» WHAT YOU WILL DO: Find every line with the word "avance". Copy those lines.

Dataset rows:

········

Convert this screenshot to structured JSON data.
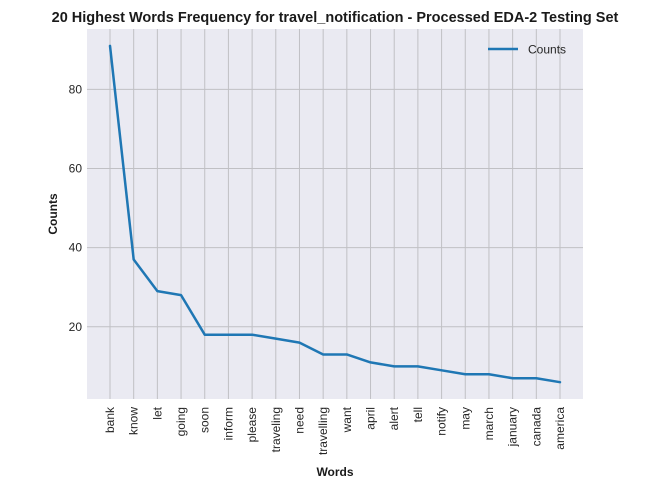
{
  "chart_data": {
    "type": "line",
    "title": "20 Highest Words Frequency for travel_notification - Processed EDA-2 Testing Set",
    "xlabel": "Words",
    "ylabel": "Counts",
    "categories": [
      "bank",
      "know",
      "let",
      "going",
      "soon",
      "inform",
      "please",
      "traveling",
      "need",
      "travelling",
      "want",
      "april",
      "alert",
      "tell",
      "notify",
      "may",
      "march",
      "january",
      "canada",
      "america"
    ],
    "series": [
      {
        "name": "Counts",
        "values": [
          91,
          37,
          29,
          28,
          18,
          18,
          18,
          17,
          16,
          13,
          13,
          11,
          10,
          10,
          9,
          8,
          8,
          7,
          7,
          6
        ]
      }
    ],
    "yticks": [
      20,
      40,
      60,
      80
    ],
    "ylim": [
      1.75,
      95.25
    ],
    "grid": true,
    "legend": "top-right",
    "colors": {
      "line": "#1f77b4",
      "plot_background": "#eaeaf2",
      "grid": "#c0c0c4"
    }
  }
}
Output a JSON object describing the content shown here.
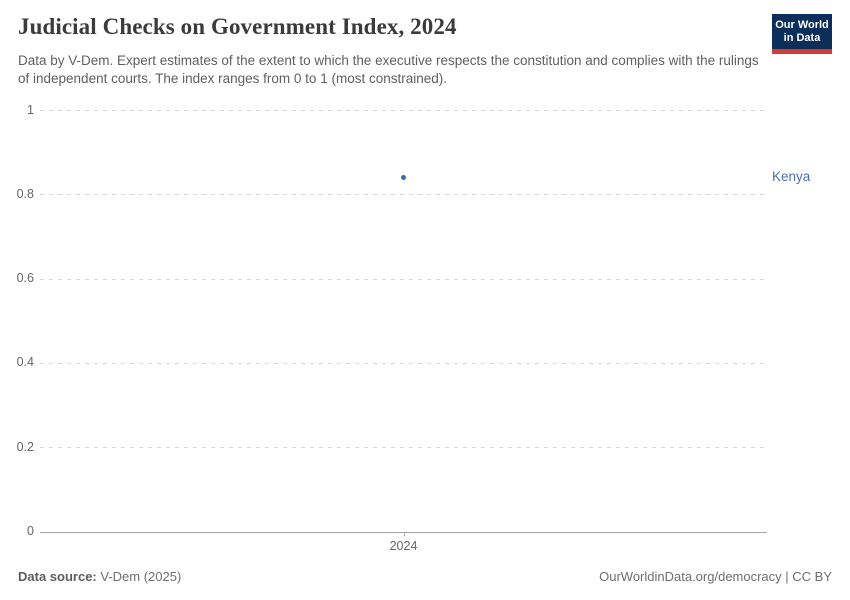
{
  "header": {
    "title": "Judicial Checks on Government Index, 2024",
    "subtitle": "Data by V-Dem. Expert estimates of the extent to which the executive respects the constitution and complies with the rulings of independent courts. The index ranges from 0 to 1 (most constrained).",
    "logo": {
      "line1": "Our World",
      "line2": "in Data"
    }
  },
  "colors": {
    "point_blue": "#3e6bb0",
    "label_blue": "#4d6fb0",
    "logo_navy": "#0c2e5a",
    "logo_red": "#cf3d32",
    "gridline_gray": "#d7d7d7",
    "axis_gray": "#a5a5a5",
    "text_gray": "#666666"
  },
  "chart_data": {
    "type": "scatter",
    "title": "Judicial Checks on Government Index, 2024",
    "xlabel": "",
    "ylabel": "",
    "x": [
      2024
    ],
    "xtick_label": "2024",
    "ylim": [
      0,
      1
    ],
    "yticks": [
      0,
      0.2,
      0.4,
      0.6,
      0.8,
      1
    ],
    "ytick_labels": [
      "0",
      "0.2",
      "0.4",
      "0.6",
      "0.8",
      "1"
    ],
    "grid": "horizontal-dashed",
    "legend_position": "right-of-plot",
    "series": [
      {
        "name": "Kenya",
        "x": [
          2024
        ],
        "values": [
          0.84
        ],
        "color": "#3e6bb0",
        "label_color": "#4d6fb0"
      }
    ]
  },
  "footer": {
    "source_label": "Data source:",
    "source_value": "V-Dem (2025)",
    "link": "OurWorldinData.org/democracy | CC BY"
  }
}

········

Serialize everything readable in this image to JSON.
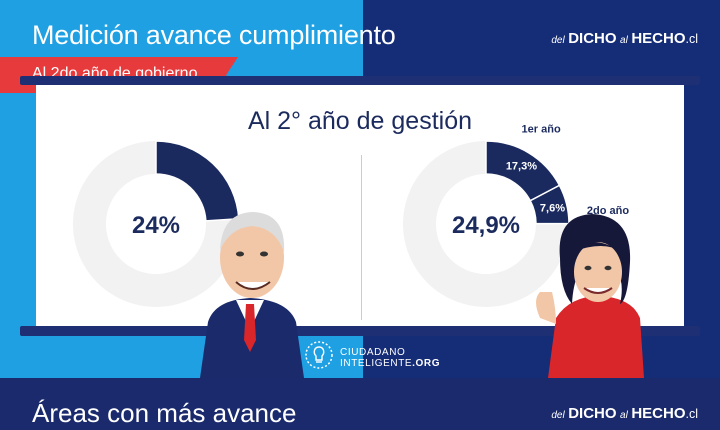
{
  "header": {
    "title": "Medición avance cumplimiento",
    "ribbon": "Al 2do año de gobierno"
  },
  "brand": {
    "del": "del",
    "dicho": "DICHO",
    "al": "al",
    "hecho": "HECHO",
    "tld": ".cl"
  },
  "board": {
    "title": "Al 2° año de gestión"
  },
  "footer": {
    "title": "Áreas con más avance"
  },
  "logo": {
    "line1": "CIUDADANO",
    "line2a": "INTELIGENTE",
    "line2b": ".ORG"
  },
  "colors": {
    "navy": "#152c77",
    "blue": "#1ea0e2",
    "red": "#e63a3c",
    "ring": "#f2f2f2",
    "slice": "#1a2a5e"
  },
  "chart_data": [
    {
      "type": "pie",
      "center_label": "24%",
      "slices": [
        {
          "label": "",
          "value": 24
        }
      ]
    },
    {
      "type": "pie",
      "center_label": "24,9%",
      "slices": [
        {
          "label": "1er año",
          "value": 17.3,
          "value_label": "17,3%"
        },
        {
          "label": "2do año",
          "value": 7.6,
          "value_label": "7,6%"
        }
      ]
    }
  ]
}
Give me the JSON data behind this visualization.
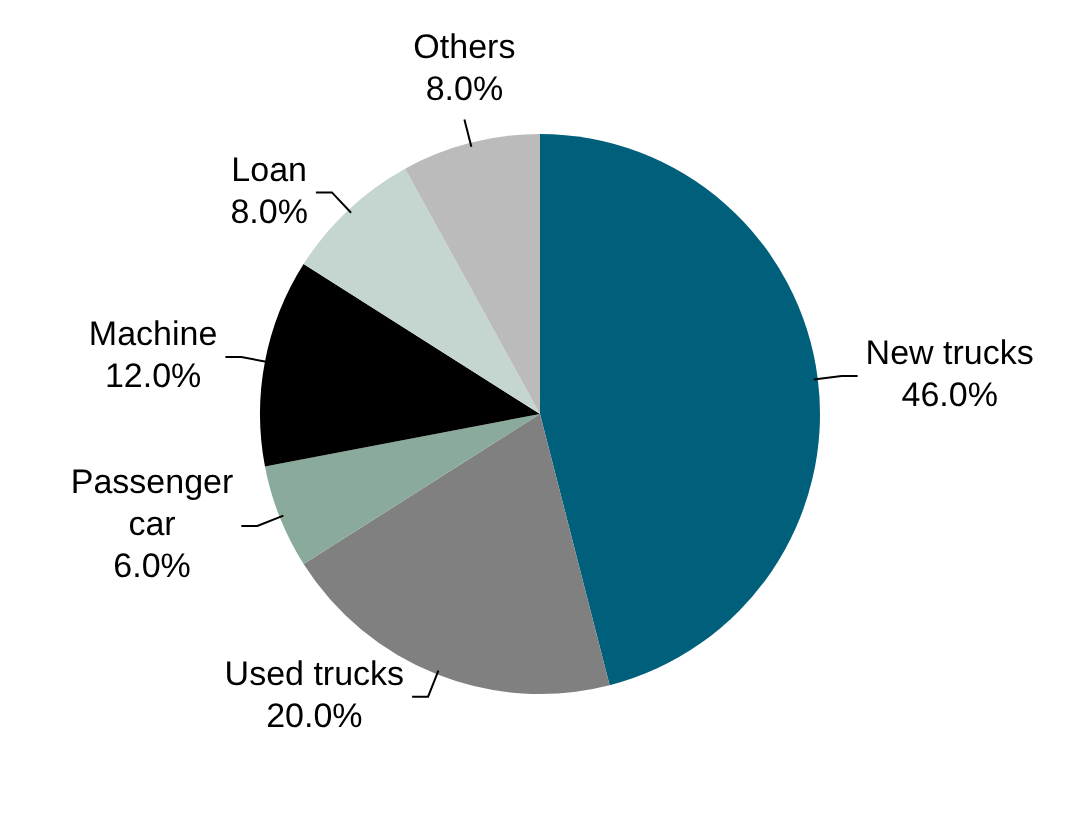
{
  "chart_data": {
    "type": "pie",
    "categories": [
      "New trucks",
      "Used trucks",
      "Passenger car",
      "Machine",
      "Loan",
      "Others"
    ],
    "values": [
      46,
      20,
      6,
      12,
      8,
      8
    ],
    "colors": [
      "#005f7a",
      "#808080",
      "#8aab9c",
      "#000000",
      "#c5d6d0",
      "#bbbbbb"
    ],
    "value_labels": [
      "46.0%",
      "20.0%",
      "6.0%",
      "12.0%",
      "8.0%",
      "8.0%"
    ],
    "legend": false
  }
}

········

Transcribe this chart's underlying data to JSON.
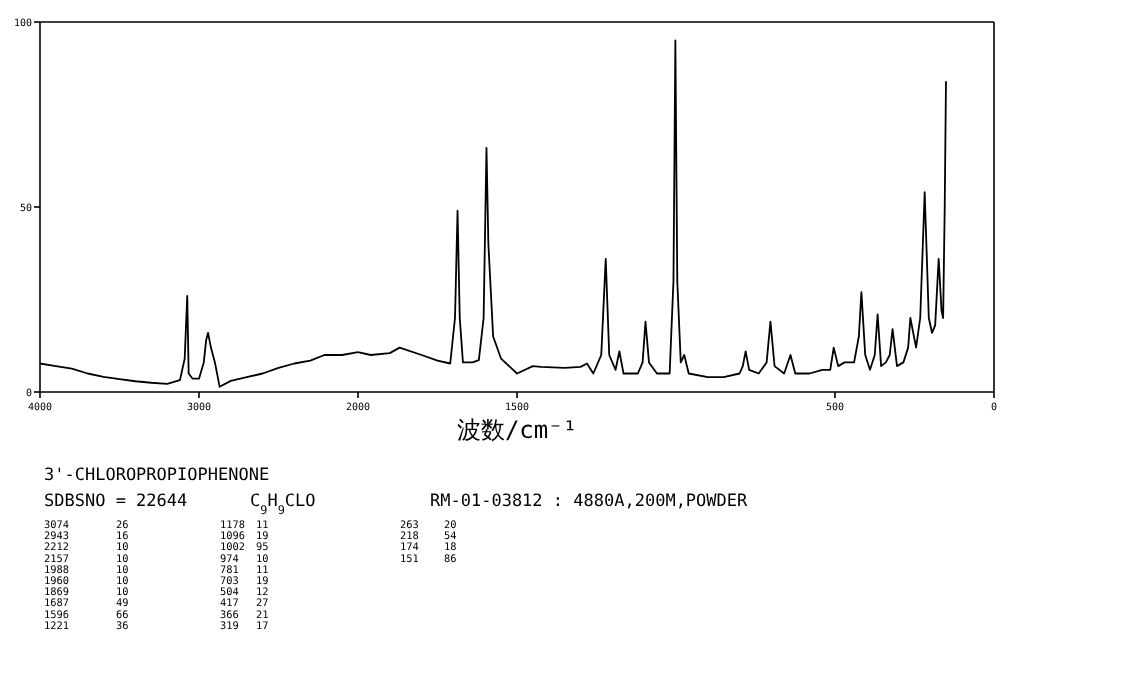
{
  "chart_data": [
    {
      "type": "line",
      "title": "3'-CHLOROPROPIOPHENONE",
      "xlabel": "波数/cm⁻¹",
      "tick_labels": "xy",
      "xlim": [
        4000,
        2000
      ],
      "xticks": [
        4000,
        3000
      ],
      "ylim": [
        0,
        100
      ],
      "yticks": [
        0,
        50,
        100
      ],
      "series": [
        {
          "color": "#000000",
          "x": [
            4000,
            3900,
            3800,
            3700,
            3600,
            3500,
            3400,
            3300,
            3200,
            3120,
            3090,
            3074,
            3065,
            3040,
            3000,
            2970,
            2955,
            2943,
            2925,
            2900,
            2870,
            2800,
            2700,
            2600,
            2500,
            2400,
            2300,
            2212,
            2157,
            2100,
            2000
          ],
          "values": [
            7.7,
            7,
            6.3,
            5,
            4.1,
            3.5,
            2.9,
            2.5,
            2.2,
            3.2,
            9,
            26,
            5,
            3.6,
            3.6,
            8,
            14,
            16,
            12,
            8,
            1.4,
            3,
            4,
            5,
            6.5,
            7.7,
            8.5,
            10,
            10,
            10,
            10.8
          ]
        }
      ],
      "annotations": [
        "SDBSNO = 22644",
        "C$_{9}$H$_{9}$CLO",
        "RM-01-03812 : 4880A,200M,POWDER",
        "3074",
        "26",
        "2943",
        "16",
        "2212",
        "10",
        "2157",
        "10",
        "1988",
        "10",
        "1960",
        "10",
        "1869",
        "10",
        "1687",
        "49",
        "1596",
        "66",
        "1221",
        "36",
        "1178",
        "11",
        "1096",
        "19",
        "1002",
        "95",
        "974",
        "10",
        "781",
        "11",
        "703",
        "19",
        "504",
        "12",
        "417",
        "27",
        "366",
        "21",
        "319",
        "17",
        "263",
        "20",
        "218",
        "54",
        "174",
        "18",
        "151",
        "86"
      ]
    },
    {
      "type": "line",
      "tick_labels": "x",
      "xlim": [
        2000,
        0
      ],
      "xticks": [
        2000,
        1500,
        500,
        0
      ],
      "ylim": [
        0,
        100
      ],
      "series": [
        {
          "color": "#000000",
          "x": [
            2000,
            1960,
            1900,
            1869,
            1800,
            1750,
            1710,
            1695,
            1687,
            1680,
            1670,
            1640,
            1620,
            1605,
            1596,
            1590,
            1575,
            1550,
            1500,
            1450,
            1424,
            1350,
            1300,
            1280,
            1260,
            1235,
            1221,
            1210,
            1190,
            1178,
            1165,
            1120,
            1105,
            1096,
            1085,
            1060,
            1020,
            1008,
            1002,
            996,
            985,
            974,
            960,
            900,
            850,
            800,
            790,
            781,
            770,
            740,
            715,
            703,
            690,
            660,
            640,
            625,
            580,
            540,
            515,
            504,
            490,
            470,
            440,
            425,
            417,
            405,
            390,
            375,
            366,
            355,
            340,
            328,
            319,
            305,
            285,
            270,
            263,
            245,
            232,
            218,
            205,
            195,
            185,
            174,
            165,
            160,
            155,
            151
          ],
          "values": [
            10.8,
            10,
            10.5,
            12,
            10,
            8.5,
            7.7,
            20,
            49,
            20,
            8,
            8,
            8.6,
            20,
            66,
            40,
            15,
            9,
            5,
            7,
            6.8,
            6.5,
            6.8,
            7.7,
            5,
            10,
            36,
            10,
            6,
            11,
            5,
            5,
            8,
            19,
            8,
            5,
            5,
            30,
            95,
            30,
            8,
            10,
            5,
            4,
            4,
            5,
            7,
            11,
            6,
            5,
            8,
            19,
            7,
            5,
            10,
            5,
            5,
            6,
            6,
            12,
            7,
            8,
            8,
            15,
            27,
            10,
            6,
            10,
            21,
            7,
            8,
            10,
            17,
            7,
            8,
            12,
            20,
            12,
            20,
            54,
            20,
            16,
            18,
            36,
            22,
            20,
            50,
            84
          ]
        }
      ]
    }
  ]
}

········

» EXERCISE OUTPUT:
    "title": "Medición avance cumplimiento",
    "title": "Áreas con más avance"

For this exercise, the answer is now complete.